─── RECORDS TO USE
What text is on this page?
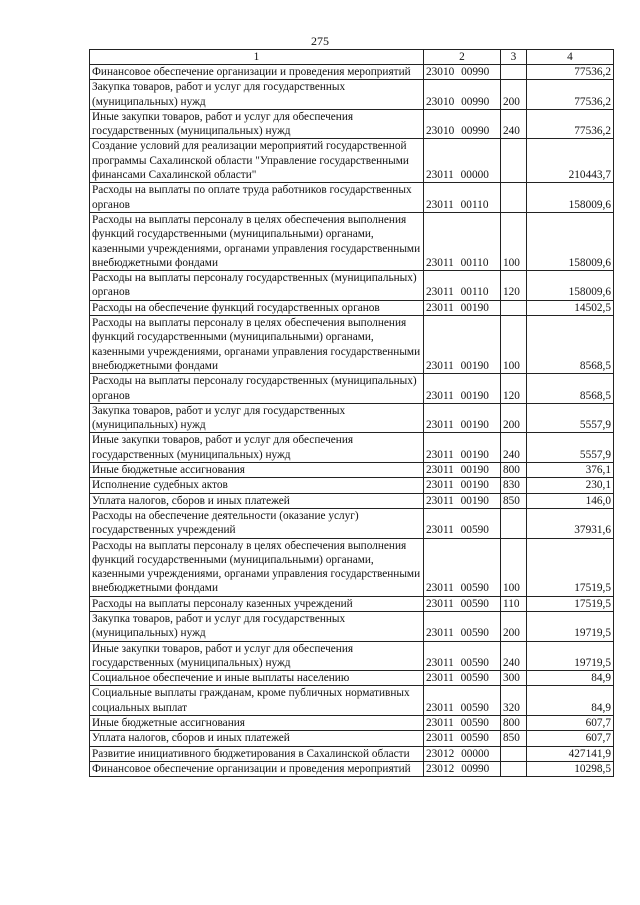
275
1	2	3	4
Финансовое обеспечение организации и проведения мероприятий	23010 00990		77536,2
Закупка товаров, работ и услуг для государственных (муниципальных) нужд	23010 00990	200	77536,2
Иные закупки товаров, работ и услуг для обеспечения государственных (муниципальных) нужд	23010 00990	240	77536,2
Создание условий для реализации мероприятий государственной программы Сахалинской области "Управление государственными финансами Сахалинской области"	23011 00000		210443,7
Расходы на выплаты по оплате труда работников государственных органов	23011 00110		158009,6
Расходы на выплаты персоналу в целях обеспечения выполнения функций государственными (муниципальными) органами, казенными учреждениями, органами управления государственными внебюджетными фондами	23011 00110	100	158009,6
Расходы на выплаты персоналу государственных (муниципальных) органов	23011 00110	120	158009,6
Расходы на обеспечение функций государственных органов	23011 00190		14502,5
Расходы на выплаты персоналу в целях обеспечения выполнения функций государственными (муниципальными) органами, казенными учреждениями, органами управления государственными внебюджетными фондами	23011 00190	100	8568,5
Расходы на выплаты персоналу государственных (муниципальных) органов	23011 00190	120	8568,5
Закупка товаров, работ и услуг для государственных (муниципальных) нужд	23011 00190	200	5557,9
Иные закупки товаров, работ и услуг для обеспечения государственных (муниципальных) нужд	23011 00190	240	5557,9
Иные бюджетные ассигнования	23011 00190	800	376,1
Исполнение судебных актов	23011 00190	830	230,1
Уплата налогов, сборов и иных платежей	23011 00190	850	146,0
Расходы на обеспечение деятельности (оказание услуг) государственных учреждений	23011 00590		37931,6
Расходы на выплаты персоналу в целях обеспечения выполнения функций государственными (муниципальными) органами, казенными учреждениями, органами управления государственными внебюджетными фондами	23011 00590	100	17519,5
Расходы на выплаты персоналу казенных учреждений	23011 00590	110	17519,5
Закупка товаров, работ и услуг для государственных (муниципальных) нужд	23011 00590	200	19719,5
Иные закупки товаров, работ и услуг для обеспечения государственных (муниципальных) нужд	23011 00590	240	19719,5
Социальное обеспечение и иные выплаты населению	23011 00590	300	84,9
Социальные выплаты гражданам, кроме публичных нормативных социальных выплат	23011 00590	320	84,9
Иные бюджетные ассигнования	23011 00590	800	607,7
Уплата налогов, сборов и иных платежей	23011 00590	850	607,7
Развитие инициативного бюджетирования в Сахалинской области	23012 00000		427141,9
Финансовое обеспечение организации и проведения мероприятий	23012 00990		10298,5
──────
* [OBJECTIVE]
Looking at the data above, show all lines where the word "платежей" occurs.

* [RESPONSE TO THE TASK]
Уплата налогов, сборов и иных платежей	23011 00190	850	146,0
Уплата налогов, сборов и иных платежей	23011 00590	850	607,7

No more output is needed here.